#### [Exercise aim]
All the entries that follow are to be returned exactly.

#### [Records shown]
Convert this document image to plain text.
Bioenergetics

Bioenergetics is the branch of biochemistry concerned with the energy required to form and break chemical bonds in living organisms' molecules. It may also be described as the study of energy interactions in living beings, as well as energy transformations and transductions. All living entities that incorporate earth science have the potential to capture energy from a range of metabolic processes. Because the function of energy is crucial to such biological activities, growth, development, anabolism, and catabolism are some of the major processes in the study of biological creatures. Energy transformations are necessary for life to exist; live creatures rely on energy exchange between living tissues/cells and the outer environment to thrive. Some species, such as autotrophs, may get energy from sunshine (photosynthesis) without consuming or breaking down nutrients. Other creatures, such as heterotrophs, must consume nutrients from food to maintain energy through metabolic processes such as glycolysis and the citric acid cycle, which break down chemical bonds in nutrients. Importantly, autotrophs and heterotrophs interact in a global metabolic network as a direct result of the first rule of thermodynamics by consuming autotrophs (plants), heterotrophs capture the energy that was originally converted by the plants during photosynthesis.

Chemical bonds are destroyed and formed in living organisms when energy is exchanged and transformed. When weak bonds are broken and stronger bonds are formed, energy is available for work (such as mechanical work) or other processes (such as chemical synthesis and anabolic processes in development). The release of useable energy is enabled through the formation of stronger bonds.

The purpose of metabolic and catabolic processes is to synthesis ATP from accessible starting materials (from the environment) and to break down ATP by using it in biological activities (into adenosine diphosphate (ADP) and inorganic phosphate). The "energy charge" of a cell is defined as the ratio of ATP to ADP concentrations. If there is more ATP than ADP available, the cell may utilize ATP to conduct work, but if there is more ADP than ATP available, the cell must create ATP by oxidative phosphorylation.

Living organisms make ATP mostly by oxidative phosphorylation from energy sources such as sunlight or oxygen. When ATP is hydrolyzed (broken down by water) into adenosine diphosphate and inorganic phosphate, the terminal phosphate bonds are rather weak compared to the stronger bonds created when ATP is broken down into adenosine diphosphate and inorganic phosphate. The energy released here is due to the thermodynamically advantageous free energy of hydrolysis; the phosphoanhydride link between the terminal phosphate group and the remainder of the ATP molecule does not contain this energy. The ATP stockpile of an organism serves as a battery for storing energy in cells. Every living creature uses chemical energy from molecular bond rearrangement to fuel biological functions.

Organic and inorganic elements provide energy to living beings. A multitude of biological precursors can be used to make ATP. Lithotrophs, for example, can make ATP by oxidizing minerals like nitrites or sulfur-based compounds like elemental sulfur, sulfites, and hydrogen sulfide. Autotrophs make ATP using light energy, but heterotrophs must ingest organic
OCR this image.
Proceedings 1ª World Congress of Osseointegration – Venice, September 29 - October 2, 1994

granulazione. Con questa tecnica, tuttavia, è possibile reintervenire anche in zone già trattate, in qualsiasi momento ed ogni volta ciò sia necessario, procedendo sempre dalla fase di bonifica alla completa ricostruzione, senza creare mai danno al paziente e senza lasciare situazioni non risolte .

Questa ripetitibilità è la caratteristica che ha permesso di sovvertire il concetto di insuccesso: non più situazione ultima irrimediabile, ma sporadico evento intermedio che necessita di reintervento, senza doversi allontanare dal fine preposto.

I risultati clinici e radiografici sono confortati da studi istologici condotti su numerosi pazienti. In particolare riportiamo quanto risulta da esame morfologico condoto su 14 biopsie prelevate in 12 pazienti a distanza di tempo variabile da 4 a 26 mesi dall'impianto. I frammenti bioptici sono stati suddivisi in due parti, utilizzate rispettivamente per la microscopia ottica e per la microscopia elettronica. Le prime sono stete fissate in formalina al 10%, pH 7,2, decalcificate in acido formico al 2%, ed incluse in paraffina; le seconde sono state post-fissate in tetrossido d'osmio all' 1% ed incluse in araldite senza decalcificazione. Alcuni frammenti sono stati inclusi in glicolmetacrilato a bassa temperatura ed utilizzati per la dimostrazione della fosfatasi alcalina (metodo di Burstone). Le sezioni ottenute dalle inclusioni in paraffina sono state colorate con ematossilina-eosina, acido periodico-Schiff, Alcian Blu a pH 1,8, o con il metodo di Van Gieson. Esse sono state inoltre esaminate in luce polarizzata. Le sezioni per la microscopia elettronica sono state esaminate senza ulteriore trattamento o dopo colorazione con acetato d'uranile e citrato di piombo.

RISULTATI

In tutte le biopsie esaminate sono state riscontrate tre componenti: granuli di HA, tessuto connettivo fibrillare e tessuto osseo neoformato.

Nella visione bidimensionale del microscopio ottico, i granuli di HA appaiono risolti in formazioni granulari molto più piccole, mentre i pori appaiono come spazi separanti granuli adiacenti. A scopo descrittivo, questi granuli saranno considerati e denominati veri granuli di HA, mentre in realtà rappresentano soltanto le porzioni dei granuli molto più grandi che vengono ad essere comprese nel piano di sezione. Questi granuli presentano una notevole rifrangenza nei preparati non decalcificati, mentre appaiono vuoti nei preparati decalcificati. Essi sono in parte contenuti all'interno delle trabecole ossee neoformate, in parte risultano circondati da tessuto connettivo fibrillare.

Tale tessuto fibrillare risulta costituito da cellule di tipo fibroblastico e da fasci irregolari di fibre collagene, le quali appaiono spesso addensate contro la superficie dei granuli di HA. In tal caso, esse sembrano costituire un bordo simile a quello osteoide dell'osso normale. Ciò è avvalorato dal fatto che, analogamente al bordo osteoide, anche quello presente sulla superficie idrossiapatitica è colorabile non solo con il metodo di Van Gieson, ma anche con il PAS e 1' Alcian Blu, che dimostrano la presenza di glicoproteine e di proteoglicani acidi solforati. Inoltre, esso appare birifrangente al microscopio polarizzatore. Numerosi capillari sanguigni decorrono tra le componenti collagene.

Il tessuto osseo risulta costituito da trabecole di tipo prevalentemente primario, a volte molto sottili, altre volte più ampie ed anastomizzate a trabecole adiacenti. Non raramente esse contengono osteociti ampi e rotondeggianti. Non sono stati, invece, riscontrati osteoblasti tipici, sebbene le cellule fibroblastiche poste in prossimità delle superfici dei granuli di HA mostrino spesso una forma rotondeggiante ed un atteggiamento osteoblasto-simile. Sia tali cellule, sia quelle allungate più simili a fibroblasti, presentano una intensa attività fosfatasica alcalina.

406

#### [Task solution]
Convert this document image to plain text.
Bioenergetics

Bioenergetics is the branch of biochemistry concerned with the energy required to form and break chemical bonds in living organisms' molecules. It may also be described as the study of energy interactions in living beings, as well as energy transformations and transductions. All living entities that incorporate earth science have the potential to capture energy from a range of metabolic processes. Because the function of energy is crucial to such biological activities, growth, development, anabolism, and catabolism are some of the major processes in the study of biological creatures. Energy transformations are necessary for life to exist; live creatures rely on energy exchange between living tissues/cells and the outer environment to thrive. Some species, such as autotrophs, may get energy from sunshine (photosynthesis) without consuming or breaking down nutrients. Other creatures, such as heterotrophs, must consume nutrients from food to maintain energy through metabolic processes such as glycolysis and the citric acid cycle, which break down chemical bonds in nutrients. Importantly, autotrophs and heterotrophs interact in a global metabolic network as a direct result of the first rule of thermodynamics by consuming autotrophs (plants), heterotrophs capture the energy that was originally converted by the plants during photosynthesis.

Chemical bonds are destroyed and formed in living organisms when energy is exchanged and transformed. When weak bonds are broken and stronger bonds are formed, energy is available for work (such as mechanical work) or other processes (such as chemical synthesis and anabolic processes in development). The release of useable energy is enabled through the formation of stronger bonds.

The purpose of metabolic and catabolic processes is to synthesis ATP from accessible starting materials (from the environment) and to break down ATP by using it in biological activities (into adenosine diphosphate (ADP) and inorganic phosphate). The "energy charge" of a cell is defined as the ratio of ATP to ADP concentrations. If there is more ATP than ADP available, the cell may utilize ATP to conduct work, but if there is more ADP than ATP available, the cell must create ATP by oxidative phosphorylation.

Living organisms make ATP mostly by oxidative phosphorylation from energy sources such as sunlight or oxygen. When ATP is hydrolyzed (broken down by water) into adenosine diphosphate and inorganic phosphate, the terminal phosphate bonds are rather weak compared to the stronger bonds created when ATP is broken down into adenosine diphosphate and inorganic phosphate. The energy released here is due to the thermodynamically advantageous free energy of hydrolysis; the phosphoanhydride link between the terminal phosphate group and the remainder of the ATP molecule does not contain this energy. The ATP stockpile of an organism serves as a battery for storing energy in cells. Every living creature uses chemical energy from molecular bond rearrangement to fuel biological functions.

Organic and inorganic elements provide energy to living beings. A multitude of biological precursors can be used to make ATP. Lithotrophs, for example, can make ATP by oxidizing minerals like nitrites or sulfur-based compounds like elemental sulfur, sulfites, and hydrogen sulfide. Autotrophs make ATP using light energy, but heterotrophs must ingest organic
OCR this image.
Proceedings 1ª World Congress of Osseointegration – Venice, September 29 - October 2, 1994

granulazione. Con questa tecnica, tuttavia, è possibile reintervenire anche in zone già trattate, in qualsiasi momento ed ogni volta ciò sia necessario, procedendo sempre dalla fase di bonifica alla completa ricostruzione, senza creare mai danno al paziente e senza lasciare situazioni non risolte .

Questa ripetitibilità è la caratteristica che ha permesso di sovvertire il concetto di insuccesso: non più situazione ultima irrimediabile, ma sporadico evento intermedio che necessita di reintervento, senza doversi allontanare dal fine preposto.

I risultati clinici e radiografici sono confortati da studi istologici condotti su numerosi pazienti. In particolare riportiamo quanto risulta da esame morfologico condoto su 14 biopsie prelevate in 12 pazienti a distanza di tempo variabile da 4 a 26 mesi dall'impianto. I frammenti bioptici sono stati suddivisi in due parti, utilizzate rispettivamente per la microscopia ottica e per la microscopia elettronica. Le prime sono stete fissate in formalina al 10%, pH 7,2, decalcificate in acido formico al 2%, ed incluse in paraffina; le seconde sono state post-fissate in tetrossido d'osmio all' 1% ed incluse in araldite senza decalcificazione. Alcuni frammenti sono stati inclusi in glicolmetacrilato a bassa temperatura ed utilizzati per la dimostrazione della fosfatasi alcalina (metodo di Burstone). Le sezioni ottenute dalle inclusioni in paraffina sono state colorate con ematossilina-eosina, acido periodico-Schiff, Alcian Blu a pH 1,8, o con il metodo di Van Gieson. Esse sono state inoltre esaminate in luce polarizzata. Le sezioni per la microscopia elettronica sono state esaminate senza ulteriore trattamento o dopo colorazione con acetato d'uranile e citrato di piombo.

RISULTATI

In tutte le biopsie esaminate sono state riscontrate tre componenti: granuli di HA, tessuto connettivo fibrillare e tessuto osseo neoformato.

Nella visione bidimensionale del microscopio ottico, i granuli di HA appaiono risolti in formazioni granulari molto più piccole, mentre i pori appaiono come spazi separanti granuli adiacenti. A scopo descrittivo, questi granuli saranno considerati e denominati veri granuli di HA, mentre in realtà rappresentano soltanto le porzioni dei granuli molto più grandi che vengono ad essere comprese nel piano di sezione. Questi granuli presentano una notevole rifrangenza nei preparati non decalcificati, mentre appaiono vuoti nei preparati decalcificati. Essi sono in parte contenuti all'interno delle trabecole ossee neoformate, in parte risultano circondati da tessuto connettivo fibrillare.

Tale tessuto fibrillare risulta costituito da cellule di tipo fibroblastico e da fasci irregolari di fibre collagene, le quali appaiono spesso addensate contro la superficie dei granuli di HA. In tal caso, esse sembrano costituire un bordo simile a quello osteoide dell'osso normale. Ciò è avvalorato dal fatto che, analogamente al bordo osteoide, anche quello presente sulla superficie idrossiapatitica è colorabile non solo con il metodo di Van Gieson, ma anche con il PAS e 1' Alcian Blu, che dimostrano la presenza di glicoproteine e di proteoglicani acidi solforati. Inoltre, esso appare birifrangente al microscopio polarizzatore. Numerosi capillari sanguigni decorrono tra le componenti collagene.

Il tessuto osseo risulta costituito da trabecole di tipo prevalentemente primario, a volte molto sottili, altre volte più ampie ed anastomizzate a trabecole adiacenti. Non raramente esse contengono osteociti ampi e rotondeggianti. Non sono stati, invece, riscontrati osteoblasti tipici, sebbene le cellule fibroblastiche poste in prossimità delle superfici dei granuli di HA mostrino spesso una forma rotondeggiante ed un atteggiamento osteoblasto-simile. Sia tali cellule, sia quelle allungate più simili a fibroblasti, presentano una intensa attività fosfatasica alcalina.

406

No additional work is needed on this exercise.